===== Material for the task
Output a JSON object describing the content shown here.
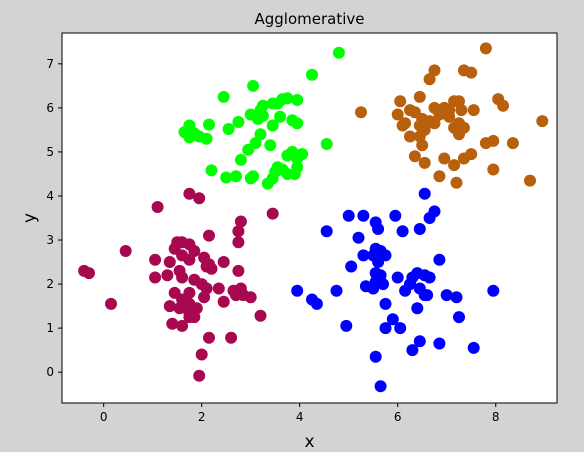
{
  "chart_data": {
    "type": "scatter",
    "title": "Agglomerative",
    "xlabel": "x",
    "ylabel": "y",
    "xlim": [
      -0.85,
      9.25
    ],
    "ylim": [
      -0.7,
      7.7
    ],
    "xticks": [
      0,
      2,
      4,
      6,
      8
    ],
    "yticks": [
      0,
      1,
      2,
      3,
      4,
      5,
      6,
      7
    ],
    "grid": false,
    "legend": "none",
    "background": "#d3d3d3",
    "plot_background": "#ffffff",
    "series": [
      {
        "color": "#00ff00",
        "points": [
          [
            4.8,
            7.25
          ],
          [
            4.25,
            6.75
          ],
          [
            3.05,
            6.5
          ],
          [
            2.45,
            6.25
          ],
          [
            3.75,
            6.22
          ],
          [
            3.65,
            6.2
          ],
          [
            3.95,
            6.18
          ],
          [
            3.45,
            6.1
          ],
          [
            3.55,
            6.1
          ],
          [
            3.25,
            6.05
          ],
          [
            3.2,
            5.95
          ],
          [
            3.0,
            5.85
          ],
          [
            3.25,
            5.82
          ],
          [
            3.6,
            5.8
          ],
          [
            3.15,
            5.75
          ],
          [
            3.85,
            5.72
          ],
          [
            3.95,
            5.65
          ],
          [
            2.75,
            5.68
          ],
          [
            2.15,
            5.62
          ],
          [
            3.45,
            5.6
          ],
          [
            1.75,
            5.6
          ],
          [
            2.55,
            5.52
          ],
          [
            1.65,
            5.45
          ],
          [
            1.85,
            5.42
          ],
          [
            1.95,
            5.35
          ],
          [
            1.75,
            5.33
          ],
          [
            2.1,
            5.3
          ],
          [
            3.2,
            5.4
          ],
          [
            3.1,
            5.2
          ],
          [
            3.4,
            5.15
          ],
          [
            2.95,
            5.05
          ],
          [
            4.55,
            5.18
          ],
          [
            3.85,
            5.0
          ],
          [
            3.75,
            4.92
          ],
          [
            4.05,
            4.95
          ],
          [
            3.95,
            4.85
          ],
          [
            2.8,
            4.82
          ],
          [
            3.55,
            4.65
          ],
          [
            3.95,
            4.65
          ],
          [
            3.65,
            4.6
          ],
          [
            2.2,
            4.58
          ],
          [
            3.5,
            4.55
          ],
          [
            3.75,
            4.5
          ],
          [
            3.9,
            4.5
          ],
          [
            3.05,
            4.45
          ],
          [
            2.5,
            4.42
          ],
          [
            2.7,
            4.45
          ],
          [
            3.0,
            4.4
          ],
          [
            3.45,
            4.4
          ],
          [
            3.35,
            4.28
          ]
        ]
      },
      {
        "color": "#b8600c",
        "points": [
          [
            7.8,
            7.35
          ],
          [
            7.35,
            6.85
          ],
          [
            6.75,
            6.85
          ],
          [
            7.5,
            6.8
          ],
          [
            6.65,
            6.65
          ],
          [
            6.45,
            6.25
          ],
          [
            8.05,
            6.2
          ],
          [
            6.05,
            6.15
          ],
          [
            7.15,
            6.15
          ],
          [
            7.25,
            6.15
          ],
          [
            8.15,
            6.05
          ],
          [
            6.75,
            6.0
          ],
          [
            6.95,
            6.0
          ],
          [
            7.05,
            5.95
          ],
          [
            6.25,
            5.95
          ],
          [
            6.35,
            5.9
          ],
          [
            7.55,
            5.95
          ],
          [
            7.3,
            5.95
          ],
          [
            5.25,
            5.9
          ],
          [
            6.0,
            5.85
          ],
          [
            6.85,
            5.85
          ],
          [
            7.05,
            5.8
          ],
          [
            6.5,
            5.75
          ],
          [
            6.65,
            5.7
          ],
          [
            7.25,
            5.65
          ],
          [
            6.15,
            5.65
          ],
          [
            6.75,
            5.65
          ],
          [
            6.45,
            5.6
          ],
          [
            8.95,
            5.7
          ],
          [
            6.1,
            5.6
          ],
          [
            7.15,
            5.55
          ],
          [
            7.35,
            5.55
          ],
          [
            6.55,
            5.5
          ],
          [
            7.25,
            5.4
          ],
          [
            6.25,
            5.35
          ],
          [
            6.45,
            5.35
          ],
          [
            8.35,
            5.2
          ],
          [
            7.8,
            5.2
          ],
          [
            7.95,
            5.25
          ],
          [
            6.5,
            5.15
          ],
          [
            7.5,
            4.95
          ],
          [
            6.35,
            4.9
          ],
          [
            7.35,
            4.85
          ],
          [
            6.95,
            4.85
          ],
          [
            6.55,
            4.75
          ],
          [
            7.15,
            4.7
          ],
          [
            7.95,
            4.6
          ],
          [
            6.85,
            4.45
          ],
          [
            8.7,
            4.35
          ],
          [
            7.2,
            4.3
          ]
        ]
      },
      {
        "color": "#a8084f",
        "points": [
          [
            1.75,
            4.05
          ],
          [
            1.95,
            3.95
          ],
          [
            1.1,
            3.75
          ],
          [
            3.45,
            3.6
          ],
          [
            2.8,
            3.42
          ],
          [
            2.75,
            3.2
          ],
          [
            2.15,
            3.1
          ],
          [
            1.5,
            2.95
          ],
          [
            1.6,
            2.95
          ],
          [
            1.75,
            2.9
          ],
          [
            2.75,
            2.95
          ],
          [
            0.45,
            2.75
          ],
          [
            1.45,
            2.8
          ],
          [
            1.85,
            2.75
          ],
          [
            1.6,
            2.65
          ],
          [
            1.75,
            2.55
          ],
          [
            2.05,
            2.6
          ],
          [
            1.05,
            2.55
          ],
          [
            2.45,
            2.5
          ],
          [
            2.15,
            2.45
          ],
          [
            1.35,
            2.5
          ],
          [
            2.1,
            2.4
          ],
          [
            2.2,
            2.35
          ],
          [
            1.55,
            2.3
          ],
          [
            -0.4,
            2.3
          ],
          [
            2.75,
            2.3
          ],
          [
            -0.3,
            2.25
          ],
          [
            1.3,
            2.2
          ],
          [
            1.05,
            2.15
          ],
          [
            1.6,
            2.15
          ],
          [
            1.85,
            2.1
          ],
          [
            2.0,
            2.0
          ],
          [
            2.1,
            1.9
          ],
          [
            2.35,
            1.9
          ],
          [
            2.65,
            1.85
          ],
          [
            2.8,
            1.9
          ],
          [
            1.45,
            1.8
          ],
          [
            1.75,
            1.8
          ],
          [
            2.85,
            1.75
          ],
          [
            2.7,
            1.75
          ],
          [
            3.0,
            1.7
          ],
          [
            2.05,
            1.7
          ],
          [
            1.6,
            1.65
          ],
          [
            0.15,
            1.55
          ],
          [
            1.75,
            1.55
          ],
          [
            2.45,
            1.6
          ],
          [
            1.35,
            1.5
          ],
          [
            1.55,
            1.45
          ],
          [
            1.9,
            1.45
          ],
          [
            1.75,
            1.35
          ],
          [
            1.75,
            1.25
          ],
          [
            3.2,
            1.28
          ],
          [
            1.85,
            1.25
          ],
          [
            1.4,
            1.1
          ],
          [
            1.6,
            1.05
          ],
          [
            2.15,
            0.78
          ],
          [
            2.6,
            0.78
          ],
          [
            2.0,
            0.4
          ],
          [
            1.95,
            -0.08
          ]
        ]
      },
      {
        "color": "#0000ff",
        "points": [
          [
            6.55,
            4.05
          ],
          [
            6.75,
            3.65
          ],
          [
            6.65,
            3.5
          ],
          [
            5.95,
            3.55
          ],
          [
            5.3,
            3.55
          ],
          [
            5.0,
            3.55
          ],
          [
            5.55,
            3.4
          ],
          [
            5.6,
            3.25
          ],
          [
            4.55,
            3.2
          ],
          [
            6.1,
            3.2
          ],
          [
            6.45,
            3.25
          ],
          [
            5.2,
            3.05
          ],
          [
            5.55,
            2.8
          ],
          [
            5.65,
            2.75
          ],
          [
            5.3,
            2.65
          ],
          [
            5.5,
            2.65
          ],
          [
            5.75,
            2.65
          ],
          [
            5.05,
            2.4
          ],
          [
            5.6,
            2.5
          ],
          [
            6.85,
            2.55
          ],
          [
            5.55,
            2.25
          ],
          [
            5.65,
            2.2
          ],
          [
            6.4,
            2.25
          ],
          [
            6.55,
            2.2
          ],
          [
            6.3,
            2.15
          ],
          [
            6.65,
            2.15
          ],
          [
            6.0,
            2.15
          ],
          [
            5.55,
            2.05
          ],
          [
            5.65,
            2.05
          ],
          [
            6.25,
            2.0
          ],
          [
            6.45,
            1.9
          ],
          [
            5.35,
            1.95
          ],
          [
            5.7,
            2.0
          ],
          [
            5.5,
            1.9
          ],
          [
            6.15,
            1.85
          ],
          [
            4.75,
            1.85
          ],
          [
            6.55,
            1.75
          ],
          [
            3.95,
            1.85
          ],
          [
            7.95,
            1.85
          ],
          [
            7.0,
            1.75
          ],
          [
            7.2,
            1.7
          ],
          [
            4.25,
            1.65
          ],
          [
            6.6,
            1.75
          ],
          [
            4.35,
            1.55
          ],
          [
            5.75,
            1.55
          ],
          [
            6.4,
            1.45
          ],
          [
            7.25,
            1.25
          ],
          [
            5.9,
            1.2
          ],
          [
            4.95,
            1.05
          ],
          [
            5.75,
            1.0
          ],
          [
            6.05,
            1.0
          ],
          [
            6.45,
            0.7
          ],
          [
            6.85,
            0.65
          ],
          [
            6.3,
            0.5
          ],
          [
            7.55,
            0.55
          ],
          [
            5.55,
            0.35
          ],
          [
            5.65,
            -0.32
          ]
        ]
      }
    ]
  }
}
==========
Work to do
Only lines with the word "color" are wanted, so copy each one from the records.

Written response
        "color": "#00ff00",
        "color": "#b8600c",
        "color": "#a8084f",
        "color": "#0000ff",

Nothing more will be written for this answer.